>> Start
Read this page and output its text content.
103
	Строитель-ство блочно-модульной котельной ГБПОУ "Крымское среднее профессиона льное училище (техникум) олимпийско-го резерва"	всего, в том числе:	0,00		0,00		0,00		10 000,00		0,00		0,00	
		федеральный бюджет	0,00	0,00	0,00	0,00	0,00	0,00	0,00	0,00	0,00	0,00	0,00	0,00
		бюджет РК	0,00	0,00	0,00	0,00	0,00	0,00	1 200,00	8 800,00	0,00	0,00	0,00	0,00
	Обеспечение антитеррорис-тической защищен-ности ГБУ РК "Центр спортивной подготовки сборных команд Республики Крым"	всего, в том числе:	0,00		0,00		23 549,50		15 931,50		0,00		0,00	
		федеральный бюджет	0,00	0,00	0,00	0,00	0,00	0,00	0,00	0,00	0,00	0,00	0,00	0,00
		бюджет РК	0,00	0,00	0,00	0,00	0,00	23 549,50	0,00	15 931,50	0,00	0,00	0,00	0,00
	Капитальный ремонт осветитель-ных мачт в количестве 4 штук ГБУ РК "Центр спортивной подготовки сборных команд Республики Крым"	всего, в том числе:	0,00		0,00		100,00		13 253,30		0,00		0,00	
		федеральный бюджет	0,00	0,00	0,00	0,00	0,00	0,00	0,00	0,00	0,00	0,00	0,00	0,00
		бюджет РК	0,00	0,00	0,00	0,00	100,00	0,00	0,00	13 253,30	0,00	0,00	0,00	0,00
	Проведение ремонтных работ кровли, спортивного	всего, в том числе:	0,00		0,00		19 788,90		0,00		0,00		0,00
>> End
Which lines in the listing above hold the word "команд"? Show each of them.

> **Result**:
	Обеспечение антитеррорис-тической защищен-ности ГБУ РК "Центр спортивной подготовки сборных команд Республики Крым"	всего, в том числе:	0,00		0,00		23 549,50		15 931,50		0,00		0,00	
	Капитальный ремонт осветитель-ных мачт в количестве 4 штук ГБУ РК "Центр спортивной подготовки сборных команд Республики Крым"	всего, в том числе:	0,00		0,00		100,00		13 253,30		0,00		0,00	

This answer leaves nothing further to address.